(Description of the task) Your task is to output the data exactly as it stands.

(Information shown)

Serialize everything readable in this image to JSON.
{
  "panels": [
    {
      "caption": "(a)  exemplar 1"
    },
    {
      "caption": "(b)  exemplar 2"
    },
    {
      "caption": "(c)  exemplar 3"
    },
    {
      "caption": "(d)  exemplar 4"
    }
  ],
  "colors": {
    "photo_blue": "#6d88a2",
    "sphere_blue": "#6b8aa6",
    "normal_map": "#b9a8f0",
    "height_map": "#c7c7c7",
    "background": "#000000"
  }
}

(Solved exercise)
Serialize everything readable in this image to JSON.
{
  "panels": [
    {
      "caption": "(a)  exemplar 1"
    },
    {
      "caption": "(b)  exemplar 2"
    },
    {
      "caption": "(c)  exemplar 3"
    },
    {
      "caption": "(d)  exemplar 4"
    }
  ],
  "colors": {
    "photo_blue": "#6d88a2",
    "sphere_blue": "#6b8aa6",
    "normal_map": "#b9a8f0",
    "height_map": "#c7c7c7",
    "background": "#000000"
  }
}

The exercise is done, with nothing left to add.